Exercise inputs =>
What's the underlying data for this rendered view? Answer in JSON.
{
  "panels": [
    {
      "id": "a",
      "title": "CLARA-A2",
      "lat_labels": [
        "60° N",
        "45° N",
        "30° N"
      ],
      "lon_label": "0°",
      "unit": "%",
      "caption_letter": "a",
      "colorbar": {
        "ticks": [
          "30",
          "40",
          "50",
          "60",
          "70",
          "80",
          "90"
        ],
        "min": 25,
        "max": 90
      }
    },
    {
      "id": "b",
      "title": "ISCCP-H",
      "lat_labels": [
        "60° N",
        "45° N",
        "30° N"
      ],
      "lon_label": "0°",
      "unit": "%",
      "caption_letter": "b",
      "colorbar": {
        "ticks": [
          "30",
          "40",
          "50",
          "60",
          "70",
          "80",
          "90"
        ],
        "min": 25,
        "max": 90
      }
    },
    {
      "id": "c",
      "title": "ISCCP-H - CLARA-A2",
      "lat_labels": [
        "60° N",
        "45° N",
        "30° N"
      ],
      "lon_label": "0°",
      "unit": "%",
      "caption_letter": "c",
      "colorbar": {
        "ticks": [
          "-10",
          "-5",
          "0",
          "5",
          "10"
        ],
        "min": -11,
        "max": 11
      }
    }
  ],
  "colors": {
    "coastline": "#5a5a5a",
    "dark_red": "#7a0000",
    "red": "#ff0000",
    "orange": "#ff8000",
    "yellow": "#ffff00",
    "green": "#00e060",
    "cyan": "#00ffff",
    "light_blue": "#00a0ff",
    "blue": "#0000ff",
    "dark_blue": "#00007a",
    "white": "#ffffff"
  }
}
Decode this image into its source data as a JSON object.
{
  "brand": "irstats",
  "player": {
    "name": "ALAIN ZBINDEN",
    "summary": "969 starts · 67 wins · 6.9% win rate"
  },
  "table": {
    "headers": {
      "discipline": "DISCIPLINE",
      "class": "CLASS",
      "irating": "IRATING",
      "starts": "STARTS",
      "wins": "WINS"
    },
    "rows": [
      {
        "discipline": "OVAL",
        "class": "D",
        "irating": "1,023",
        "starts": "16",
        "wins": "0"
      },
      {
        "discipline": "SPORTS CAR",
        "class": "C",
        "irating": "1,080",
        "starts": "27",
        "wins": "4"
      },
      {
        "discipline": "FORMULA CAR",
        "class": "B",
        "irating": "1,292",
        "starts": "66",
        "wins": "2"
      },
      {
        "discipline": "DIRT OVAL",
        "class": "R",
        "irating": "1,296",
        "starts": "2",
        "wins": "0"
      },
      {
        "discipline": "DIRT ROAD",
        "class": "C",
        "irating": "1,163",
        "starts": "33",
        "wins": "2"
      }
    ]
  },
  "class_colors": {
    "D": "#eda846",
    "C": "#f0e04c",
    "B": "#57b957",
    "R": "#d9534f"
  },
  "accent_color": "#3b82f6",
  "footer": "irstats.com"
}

Instructions for the task => Check every line for "wins" and show the ones that have it.

Task solution =>
    "summary": "969 starts · 67 wins · 6.9% win rate"
      "wins": "WINS"
        "wins": "0"
        "wins": "4"
        "wins": "2"
        "wins": "0"
        "wins": "2"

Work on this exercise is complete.